START INFORMATION SUPPLIED

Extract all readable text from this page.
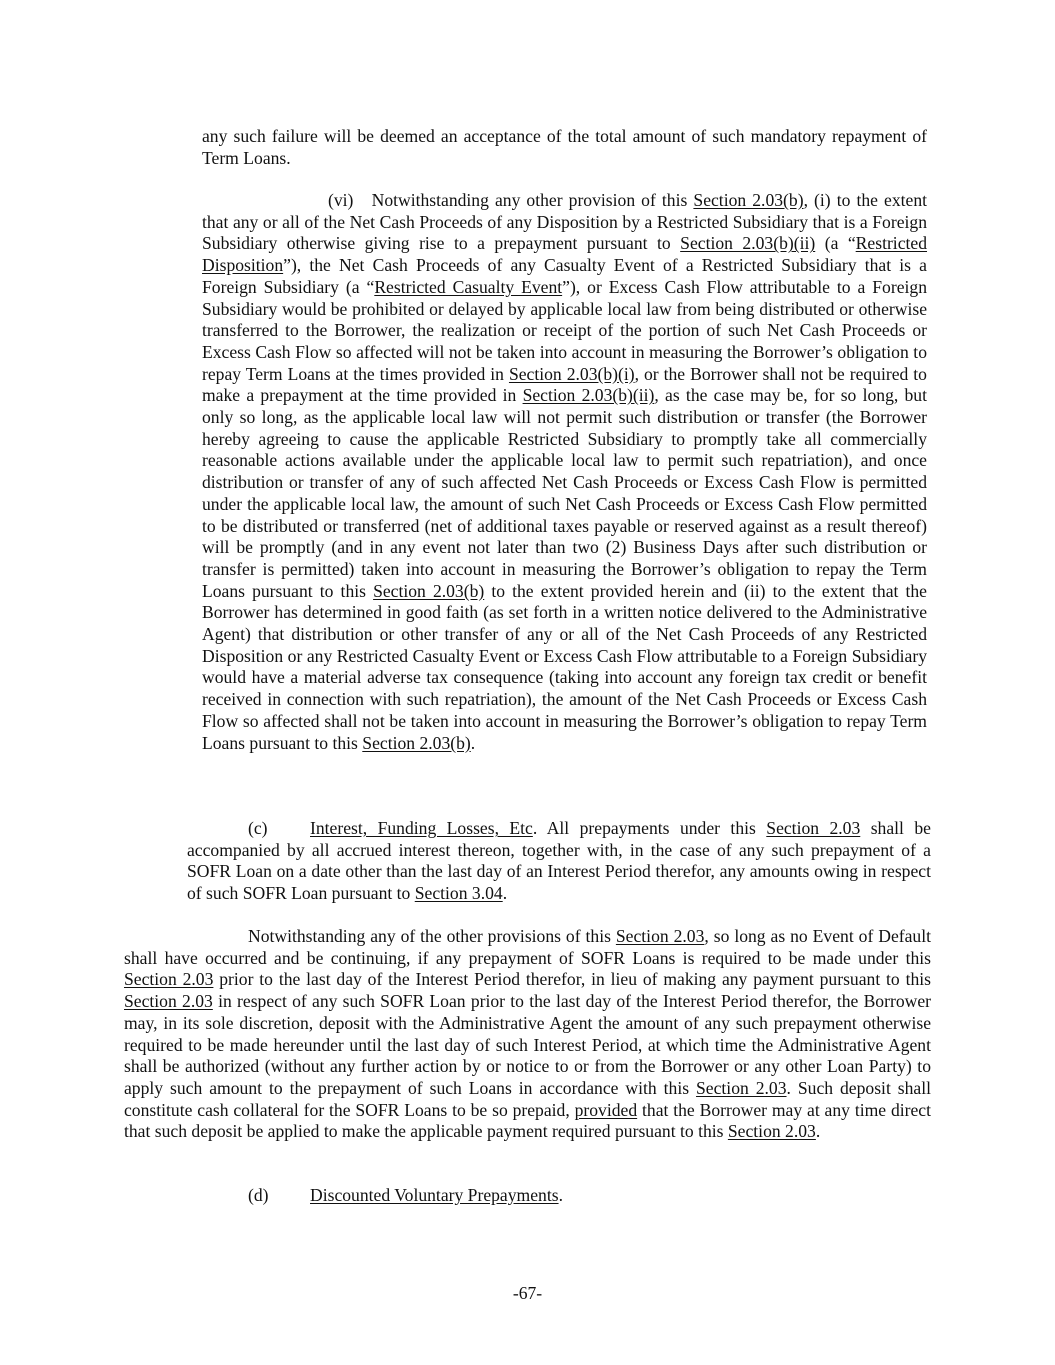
any such failure will be deemed an acceptance of the total amount of such mandatory repayment of Term Loans.

(vi) Notwithstanding any other provision of this Section 2.03(b), (i) to the extent that any or all of the Net Cash Proceeds of any Disposition by a Restricted Subsidiary that is a Foreign Subsidiary otherwise giving rise to a prepayment pursuant to Section 2.03(b)(ii) (a “Restricted Disposition”), the Net Cash Proceeds of any Casualty Event of a Restricted Subsidiary that is a Foreign Subsidiary (a “Restricted Casualty Event”), or Excess Cash Flow attributable to a Foreign Subsidiary would be prohibited or delayed by applicable local law from being distributed or otherwise transferred to the Borrower, the realization or receipt of the portion of such Net Cash Proceeds or Excess Cash Flow so affected will not be taken into account in measuring the Borrower’s obligation to repay Term Loans at the times provided in Section 2.03(b)(i), or the Borrower shall not be required to make a prepayment at the time provided in Section 2.03(b)(ii), as the case may be, for so long, but only so long, as the applicable local law will not permit such distribution or transfer (the Borrower hereby agreeing to cause the applicable Restricted Subsidiary to promptly take all commercially reasonable actions available under the applicable local law to permit such repatriation), and once distribution or transfer of any of such affected Net Cash Proceeds or Excess Cash Flow is permitted under the applicable local law, the amount of such Net Cash Proceeds or Excess Cash Flow permitted to be distributed or transferred (net of additional taxes payable or reserved against as a result thereof) will be promptly (and in any event not later than two (2) Business Days after such distribution or transfer is permitted) taken into account in measuring the Borrower’s obligation to repay the Term Loans pursuant to this Section 2.03(b) to the extent provided herein and (ii) to the extent that the Borrower has determined in good faith (as set forth in a written notice delivered to the Administrative Agent) that distribution or other transfer of any or all of the Net Cash Proceeds of any Restricted Disposition or any Restricted Casualty Event or Excess Cash Flow attributable to a Foreign Subsidiary would have a material adverse tax consequence (taking into account any foreign tax credit or benefit received in connection with such repatriation), the amount of the Net Cash Proceeds or Excess Cash Flow so affected shall not be taken into account in measuring the Borrower’s obligation to repay Term Loans pursuant to this Section 2.03(b).

(c) Interest, Funding Losses, Etc. All prepayments under this Section 2.03 shall be accompanied by all accrued interest thereon, together with, in the case of any such prepayment of a SOFR Loan on a date other than the last day of an Interest Period therefor, any amounts owing in respect of such SOFR Loan pursuant to Section 3.04.

Notwithstanding any of the other provisions of this Section 2.03, so long as no Event of Default shall have occurred and be continuing, if any prepayment of SOFR Loans is required to be made under this Section 2.03 prior to the last day of the Interest Period therefor, in lieu of making any payment pursuant to this Section 2.03 in respect of any such SOFR Loan prior to the last day of the Interest Period therefor, the Borrower may, in its sole discretion, deposit with the Administrative Agent the amount of any such prepayment otherwise required to be made hereunder until the last day of such Interest Period, at which time the Administrative Agent shall be authorized (without any further action by or notice to or from the Borrower or any other Loan Party) to apply such amount to the prepayment of such Loans in accordance with this Section 2.03. Such deposit shall constitute cash collateral for the SOFR Loans to be so prepaid, provided that the Borrower may at any time direct that such deposit be applied to make the applicable payment required pursuant to this Section 2.03.

(d) Discounted Voluntary Prepayments.

-67-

END INFORMATION SUPPLIED

• JOB
Above are records with pictures; repeat the records exactly and leave the pictures out.

• RESPONSE
Extract all readable text from this page.
any such failure will be deemed an acceptance of the total amount of such mandatory repayment of Term Loans.

(vi) Notwithstanding any other provision of this Section 2.03(b), (i) to the extent that any or all of the Net Cash Proceeds of any Disposition by a Restricted Subsidiary that is a Foreign Subsidiary otherwise giving rise to a prepayment pursuant to Section 2.03(b)(ii) (a “Restricted Disposition”), the Net Cash Proceeds of any Casualty Event of a Restricted Subsidiary that is a Foreign Subsidiary (a “Restricted Casualty Event”), or Excess Cash Flow attributable to a Foreign Subsidiary would be prohibited or delayed by applicable local law from being distributed or otherwise transferred to the Borrower, the realization or receipt of the portion of such Net Cash Proceeds or Excess Cash Flow so affected will not be taken into account in measuring the Borrower’s obligation to repay Term Loans at the times provided in Section 2.03(b)(i), or the Borrower shall not be required to make a prepayment at the time provided in Section 2.03(b)(ii), as the case may be, for so long, but only so long, as the applicable local law will not permit such distribution or transfer (the Borrower hereby agreeing to cause the applicable Restricted Subsidiary to promptly take all commercially reasonable actions available under the applicable local law to permit such repatriation), and once distribution or transfer of any of such affected Net Cash Proceeds or Excess Cash Flow is permitted under the applicable local law, the amount of such Net Cash Proceeds or Excess Cash Flow permitted to be distributed or transferred (net of additional taxes payable or reserved against as a result thereof) will be promptly (and in any event not later than two (2) Business Days after such distribution or transfer is permitted) taken into account in measuring the Borrower’s obligation to repay the Term Loans pursuant to this Section 2.03(b) to the extent provided herein and (ii) to the extent that the Borrower has determined in good faith (as set forth in a written notice delivered to the Administrative Agent) that distribution or other transfer of any or all of the Net Cash Proceeds of any Restricted Disposition or any Restricted Casualty Event or Excess Cash Flow attributable to a Foreign Subsidiary would have a material adverse tax consequence (taking into account any foreign tax credit or benefit received in connection with such repatriation), the amount of the Net Cash Proceeds or Excess Cash Flow so affected shall not be taken into account in measuring the Borrower’s obligation to repay Term Loans pursuant to this Section 2.03(b).

(c) Interest, Funding Losses, Etc. All prepayments under this Section 2.03 shall be accompanied by all accrued interest thereon, together with, in the case of any such prepayment of a SOFR Loan on a date other than the last day of an Interest Period therefor, any amounts owing in respect of such SOFR Loan pursuant to Section 3.04.

Notwithstanding any of the other provisions of this Section 2.03, so long as no Event of Default shall have occurred and be continuing, if any prepayment of SOFR Loans is required to be made under this Section 2.03 prior to the last day of the Interest Period therefor, in lieu of making any payment pursuant to this Section 2.03 in respect of any such SOFR Loan prior to the last day of the Interest Period therefor, the Borrower may, in its sole discretion, deposit with the Administrative Agent the amount of any such prepayment otherwise required to be made hereunder until the last day of such Interest Period, at which time the Administrative Agent shall be authorized (without any further action by or notice to or from the Borrower or any other Loan Party) to apply such amount to the prepayment of such Loans in accordance with this Section 2.03. Such deposit shall constitute cash collateral for the SOFR Loans to be so prepaid, provided that the Borrower may at any time direct that such deposit be applied to make the applicable payment required pursuant to this Section 2.03.

(d) Discounted Voluntary Prepayments.

-67-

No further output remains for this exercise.